Instructions to follow: Please write the listing below out again exactly, leaving every picture behind.

Material supplied:
—————

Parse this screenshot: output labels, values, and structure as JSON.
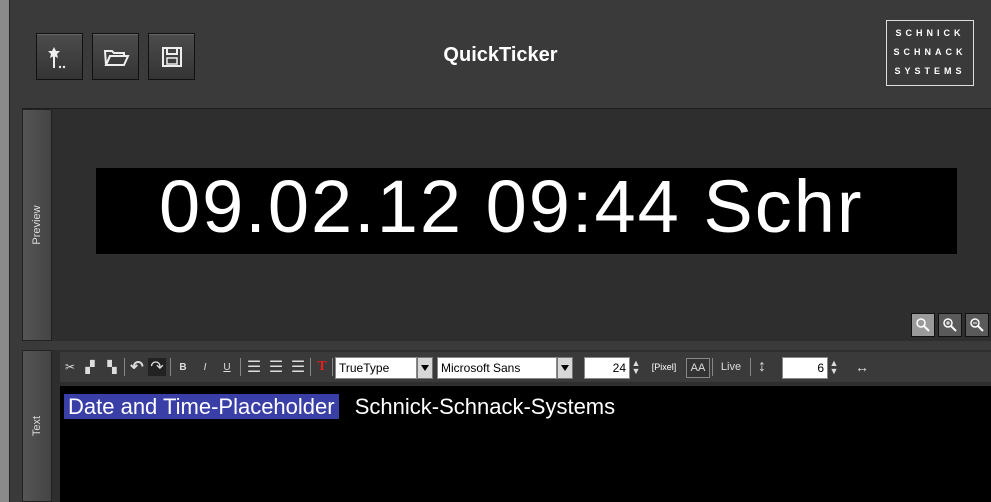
{
  "app": {
    "title": "QuickTicker"
  },
  "logo": {
    "lines": [
      "SCHNICK",
      "SCHNACK",
      "SYSTEMS"
    ]
  },
  "toolbar_top": {
    "buttons": [
      {
        "name": "new-button",
        "icon": "new-wand-icon"
      },
      {
        "name": "open-button",
        "icon": "folder-open-icon"
      },
      {
        "name": "save-button",
        "icon": "floppy-disk-icon"
      }
    ]
  },
  "preview": {
    "tab_label": "Preview",
    "display_text": "09.02.12 09:44   Schr",
    "zoom_controls": [
      "zoom-fit-icon",
      "zoom-in-icon",
      "zoom-out-icon"
    ]
  },
  "text_panel": {
    "tab_label": "Text",
    "toolbar": {
      "bold": "B",
      "italic": "I",
      "underline": "U",
      "color_label": "T",
      "font_type": "TrueType",
      "font_name": "Microsoft Sans",
      "font_size": "24",
      "unit_label": "[Pixel]",
      "aa_label": "AA",
      "live_label": "Live",
      "spacing_value": "6"
    },
    "editor": {
      "placeholder_text": "Date and Time-Placeholder",
      "content_text": "Schnick-Schnack-Systems"
    }
  }
}
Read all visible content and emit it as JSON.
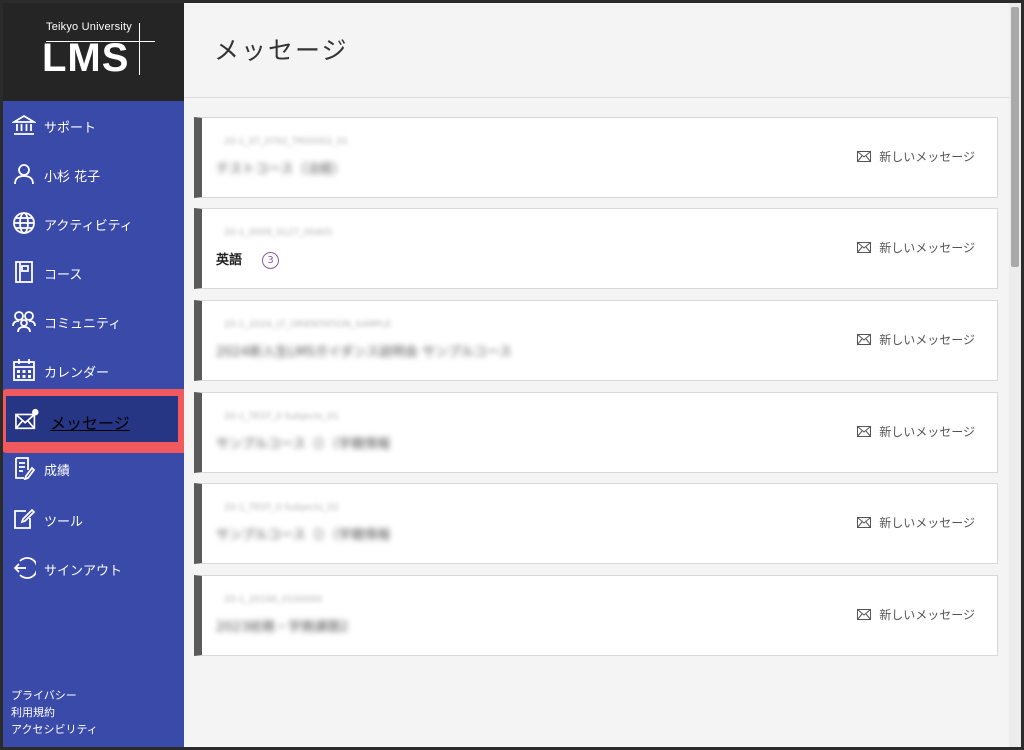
{
  "logo": {
    "university": "Teikyo University",
    "product": "LMS"
  },
  "sidebar": {
    "items": [
      {
        "label": "サポート",
        "icon": "bank-icon"
      },
      {
        "label": "小杉 花子",
        "icon": "user-icon"
      },
      {
        "label": "アクティビティ",
        "icon": "globe-icon"
      },
      {
        "label": "コース",
        "icon": "book-icon"
      },
      {
        "label": "コミュニティ",
        "icon": "people-icon"
      },
      {
        "label": "カレンダー",
        "icon": "calendar-icon"
      },
      {
        "label": "メッセージ",
        "icon": "envelope-icon",
        "active": true
      },
      {
        "label": "成績",
        "icon": "grade-icon"
      },
      {
        "label": "ツール",
        "icon": "edit-icon"
      },
      {
        "label": "サインアウト",
        "icon": "signout-icon"
      }
    ],
    "footer": [
      "プライバシー",
      "利用規約",
      "アクセシビリティ"
    ]
  },
  "page": {
    "title": "メッセージ"
  },
  "cards": [
    {
      "code": "20-1_ST_0792_TR00002_01",
      "name": "テストコース（法経）",
      "action": "新しいメッセージ",
      "blurred": true
    },
    {
      "code": "20-1_0009_0127_00405",
      "name": "英語",
      "badge": "3",
      "action": "新しいメッセージ",
      "blurred": false
    },
    {
      "code": "20-1_2024_LT_ORIENTATION_SAMPLE",
      "name": "2024新入生LMSガイダンス説明会 サンプルコース",
      "action": "新しいメッセージ",
      "blurred": true
    },
    {
      "code": "20-1_TEST_0 Subjects_01",
      "name": "サンプルコース（）（学籍情報",
      "action": "新しいメッセージ",
      "blurred": true
    },
    {
      "code": "20-1_TEST_0 Subjects_02",
      "name": "サンプルコース（）（学籍情報",
      "action": "新しいメッセージ",
      "blurred": true
    },
    {
      "code": "20-1_20190_0100000",
      "name": "2023総務・学務課題2",
      "action": "新しいメッセージ",
      "blurred": true
    }
  ]
}
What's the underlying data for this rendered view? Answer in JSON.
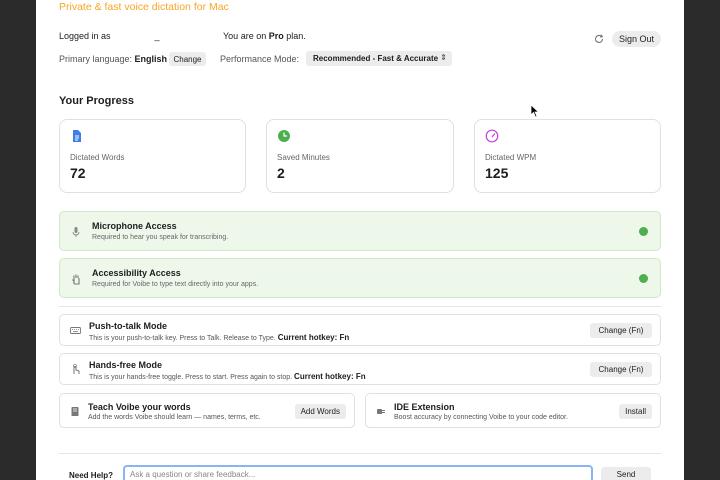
{
  "header": {
    "tagline": "Private & fast voice dictation for Mac"
  },
  "account": {
    "logged_in_label": "Logged in as",
    "logged_in_value": "_",
    "plan_prefix": "You are on ",
    "plan_name": "Pro",
    "plan_suffix": " plan.",
    "sign_out_label": "Sign Out",
    "refresh_icon": "refresh-icon"
  },
  "settings": {
    "language_label": "Primary language: ",
    "language_value": "English",
    "change_language_label": "Change",
    "performance_label": "Performance Mode:",
    "performance_value": "Recommended - Fast & Accurate"
  },
  "progress": {
    "title": "Your Progress",
    "cards": [
      {
        "icon": "document-icon",
        "label": "Dictated Words",
        "value": "72",
        "color": "#3b7de9"
      },
      {
        "icon": "clock-icon",
        "label": "Saved Minutes",
        "value": "2",
        "color": "#4caf50"
      },
      {
        "icon": "speedometer-icon",
        "label": "Dictated WPM",
        "value": "125",
        "color": "#c341e0"
      }
    ]
  },
  "permissions": [
    {
      "icon": "microphone-icon",
      "title": "Microphone Access",
      "desc": "Required to hear you speak for transcribing.",
      "status_icon": "check-icon"
    },
    {
      "icon": "hand-icon",
      "title": "Accessibility Access",
      "desc": "Required for Voibe to type text directly into your apps.",
      "status_icon": "check-icon"
    }
  ],
  "modes": [
    {
      "icon": "keyboard-icon",
      "title": "Push-to-talk Mode",
      "desc": "This is your push-to-talk key. Press to Talk. Release to Type. ",
      "hotkey_label": "Current hotkey: Fn",
      "button": "Change (Fn)"
    },
    {
      "icon": "tap-icon",
      "title": "Hands-free Mode",
      "desc": "This is your hands-free toggle. Press to start. Press again to stop. ",
      "hotkey_label": "Current hotkey: Fn",
      "button": "Change (Fn)"
    }
  ],
  "extras": [
    {
      "icon": "book-icon",
      "title": "Teach Voibe your words",
      "desc": "Add the words Voibe should learn — names, terms, etc.",
      "button": "Add Words"
    },
    {
      "icon": "plug-icon",
      "title": "IDE Extension",
      "desc": "Boost accuracy by connecting Voibe to your code editor.",
      "button": "Install"
    }
  ],
  "help": {
    "label": "Need Help?",
    "placeholder": "Ask a question or share feedback...",
    "send_label": "Send"
  }
}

—————

Exercise result:
Parse this screenshot: output labels, values, and structure as JSON.
{
  "app": {
    "title": "QuickTicker"
  },
  "logo": {
    "lines": [
      "SCHNICK",
      "SCHNACK",
      "SYSTEMS"
    ]
  },
  "toolbar_top": {
    "buttons": [
      {
        "name": "new-button",
        "icon": "new-wand-icon"
      },
      {
        "name": "open-button",
        "icon": "folder-open-icon"
      },
      {
        "name": "save-button",
        "icon": "floppy-disk-icon"
      }
    ]
  },
  "preview": {
    "tab_label": "Preview",
    "display_text": "09.02.12 09:44   Schr",
    "zoom_controls": [
      "zoom-fit-icon",
      "zoom-in-icon",
      "zoom-out-icon"
    ]
  },
  "text_panel": {
    "tab_label": "Text",
    "toolbar": {
      "bold": "B",
      "italic": "I",
      "underline": "U",
      "color_label": "T",
      "font_type": "TrueType",
      "font_name": "Microsoft Sans",
      "font_size": "24",
      "unit_label": "[Pixel]",
      "aa_label": "AA",
      "live_label": "Live",
      "spacing_value": "6"
    },
    "editor": {
      "placeholder_text": "Date and Time-Placeholder",
      "content_text": "Schnick-Schnack-Systems"
    }
  }
}
Read all visible content and emit it as JSON.
{
  "logo": {
    "university": "Teikyo University",
    "product": "LMS"
  },
  "sidebar": {
    "items": [
      {
        "label": "サポート",
        "icon": "bank-icon"
      },
      {
        "label": "小杉 花子",
        "icon": "user-icon"
      },
      {
        "label": "アクティビティ",
        "icon": "globe-icon"
      },
      {
        "label": "コース",
        "icon": "book-icon"
      },
      {
        "label": "コミュニティ",
        "icon": "people-icon"
      },
      {
        "label": "カレンダー",
        "icon": "calendar-icon"
      },
      {
        "label": "メッセージ",
        "icon": "envelope-icon",
        "active": true
      },
      {
        "label": "成績",
        "icon": "grade-icon"
      },
      {
        "label": "ツール",
        "icon": "edit-icon"
      },
      {
        "label": "サインアウト",
        "icon": "signout-icon"
      }
    ],
    "footer": [
      "プライバシー",
      "利用規約",
      "アクセシビリティ"
    ]
  },
  "page": {
    "title": "メッセージ"
  },
  "cards": [
    {
      "code": "20-1_ST_0792_TR00002_01",
      "name": "テストコース（法経）",
      "action": "新しいメッセージ",
      "blurred": true
    },
    {
      "code": "20-1_0009_0127_00405",
      "name": "英語",
      "badge": "3",
      "action": "新しいメッセージ",
      "blurred": false
    },
    {
      "code": "20-1_2024_LT_ORIENTATION_SAMPLE",
      "name": "2024新入生LMSガイダンス説明会 サンプルコース",
      "action": "新しいメッセージ",
      "blurred": true
    },
    {
      "code": "20-1_TEST_0 Subjects_01",
      "name": "サンプルコース（）（学籍情報",
      "action": "新しいメッセージ",
      "blurred": true
    },
    {
      "code": "20-1_TEST_0 Subjects_02",
      "name": "サンプルコース（）（学籍情報",
      "action": "新しいメッセージ",
      "blurred": true
    },
    {
      "code": "20-1_20190_0100000",
      "name": "2023総務・学務課題2",
      "action": "新しいメッセージ",
      "blurred": true
    }
  ]
}
What's the underlying data for this rendered view? Answer in JSON.
{
  "header": {
    "tagline": "Private & fast voice dictation for Mac"
  },
  "account": {
    "logged_in_label": "Logged in as",
    "logged_in_value": "_",
    "plan_prefix": "You are on ",
    "plan_name": "Pro",
    "plan_suffix": " plan.",
    "sign_out_label": "Sign Out",
    "refresh_icon": "refresh-icon"
  },
  "settings": {
    "language_label": "Primary language: ",
    "language_value": "English",
    "change_language_label": "Change",
    "performance_label": "Performance Mode:",
    "performance_value": "Recommended - Fast & Accurate"
  },
  "progress": {
    "title": "Your Progress",
    "cards": [
      {
        "icon": "document-icon",
        "label": "Dictated Words",
        "value": "72",
        "color": "#3b7de9"
      },
      {
        "icon": "clock-icon",
        "label": "Saved Minutes",
        "value": "2",
        "color": "#4caf50"
      },
      {
        "icon": "speedometer-icon",
        "label": "Dictated WPM",
        "value": "125",
        "color": "#c341e0"
      }
    ]
  },
  "permissions": [
    {
      "icon": "microphone-icon",
      "title": "Microphone Access",
      "desc": "Required to hear you speak for transcribing.",
      "status_icon": "check-icon"
    },
    {
      "icon": "hand-icon",
      "title": "Accessibility Access",
      "desc": "Required for Voibe to type text directly into your apps.",
      "status_icon": "check-icon"
    }
  ],
  "modes": [
    {
      "icon": "keyboard-icon",
      "title": "Push-to-talk Mode",
      "desc": "This is your push-to-talk key. Press to Talk. Release to Type. ",
      "hotkey_label": "Current hotkey: Fn",
      "button": "Change (Fn)"
    },
    {
      "icon": "tap-icon",
      "title": "Hands-free Mode",
      "desc": "This is your hands-free toggle. Press to start. Press again to stop. ",
      "hotkey_label": "Current hotkey: Fn",
      "button": "Change (Fn)"
    }
  ],
  "extras": [
    {
      "icon": "book-icon",
      "title": "Teach Voibe your words",
      "desc": "Add the words Voibe should learn — names, terms, etc.",
      "button": "Add Words"
    },
    {
      "icon": "plug-icon",
      "title": "IDE Extension",
      "desc": "Boost accuracy by connecting Voibe to your code editor.",
      "button": "Install"
    }
  ],
  "help": {
    "label": "Need Help?",
    "placeholder": "Ask a question or share feedback...",
    "send_label": "Send"
  }
}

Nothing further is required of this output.